§ WORK TO COMPLETE
Which lines hold the string "monthly"? Copy every one of them.

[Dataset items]
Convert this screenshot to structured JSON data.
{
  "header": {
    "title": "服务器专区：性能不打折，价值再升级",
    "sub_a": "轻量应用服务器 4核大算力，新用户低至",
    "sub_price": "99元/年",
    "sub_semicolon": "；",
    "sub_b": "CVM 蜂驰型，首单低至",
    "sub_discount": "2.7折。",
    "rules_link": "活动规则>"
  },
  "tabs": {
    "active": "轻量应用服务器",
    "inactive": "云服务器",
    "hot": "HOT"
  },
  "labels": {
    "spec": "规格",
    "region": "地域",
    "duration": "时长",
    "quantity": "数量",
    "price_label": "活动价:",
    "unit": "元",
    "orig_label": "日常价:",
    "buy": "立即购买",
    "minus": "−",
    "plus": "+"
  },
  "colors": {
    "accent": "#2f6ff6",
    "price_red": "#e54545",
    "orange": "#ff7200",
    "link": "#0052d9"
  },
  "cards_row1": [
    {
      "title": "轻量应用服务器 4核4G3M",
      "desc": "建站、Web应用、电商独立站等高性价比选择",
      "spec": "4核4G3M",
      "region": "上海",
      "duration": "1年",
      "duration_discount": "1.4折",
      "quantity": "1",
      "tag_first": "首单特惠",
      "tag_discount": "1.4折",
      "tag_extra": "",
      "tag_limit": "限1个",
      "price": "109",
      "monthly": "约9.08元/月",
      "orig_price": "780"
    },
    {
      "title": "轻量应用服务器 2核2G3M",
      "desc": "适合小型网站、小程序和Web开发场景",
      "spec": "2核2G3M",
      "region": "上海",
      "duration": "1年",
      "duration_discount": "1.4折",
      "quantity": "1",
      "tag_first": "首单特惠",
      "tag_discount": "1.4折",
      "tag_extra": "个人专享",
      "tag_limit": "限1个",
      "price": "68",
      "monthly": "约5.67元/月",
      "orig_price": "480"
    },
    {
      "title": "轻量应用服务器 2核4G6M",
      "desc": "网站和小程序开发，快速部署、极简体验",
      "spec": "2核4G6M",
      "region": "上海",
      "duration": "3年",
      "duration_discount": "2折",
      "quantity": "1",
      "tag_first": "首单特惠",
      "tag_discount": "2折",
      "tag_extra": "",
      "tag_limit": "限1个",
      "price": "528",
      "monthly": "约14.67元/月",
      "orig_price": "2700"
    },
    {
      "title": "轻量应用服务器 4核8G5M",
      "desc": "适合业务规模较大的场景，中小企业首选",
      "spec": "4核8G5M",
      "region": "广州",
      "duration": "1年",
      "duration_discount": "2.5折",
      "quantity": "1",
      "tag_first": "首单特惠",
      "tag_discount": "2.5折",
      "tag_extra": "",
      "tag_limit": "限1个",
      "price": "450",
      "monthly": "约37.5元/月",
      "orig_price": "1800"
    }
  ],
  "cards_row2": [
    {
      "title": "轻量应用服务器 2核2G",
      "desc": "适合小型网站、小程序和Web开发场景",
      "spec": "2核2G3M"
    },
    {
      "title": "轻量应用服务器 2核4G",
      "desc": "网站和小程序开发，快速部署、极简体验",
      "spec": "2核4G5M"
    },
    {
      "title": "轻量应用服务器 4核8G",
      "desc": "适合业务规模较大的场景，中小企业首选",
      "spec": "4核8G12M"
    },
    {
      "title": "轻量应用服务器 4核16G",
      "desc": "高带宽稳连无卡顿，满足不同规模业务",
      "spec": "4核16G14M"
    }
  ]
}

§ OUTPUT FOR THIS EXERCISE
      "monthly": "约9.08元/月",
      "monthly": "约5.67元/月",
      "monthly": "约14.67元/月",
      "monthly": "约37.5元/月",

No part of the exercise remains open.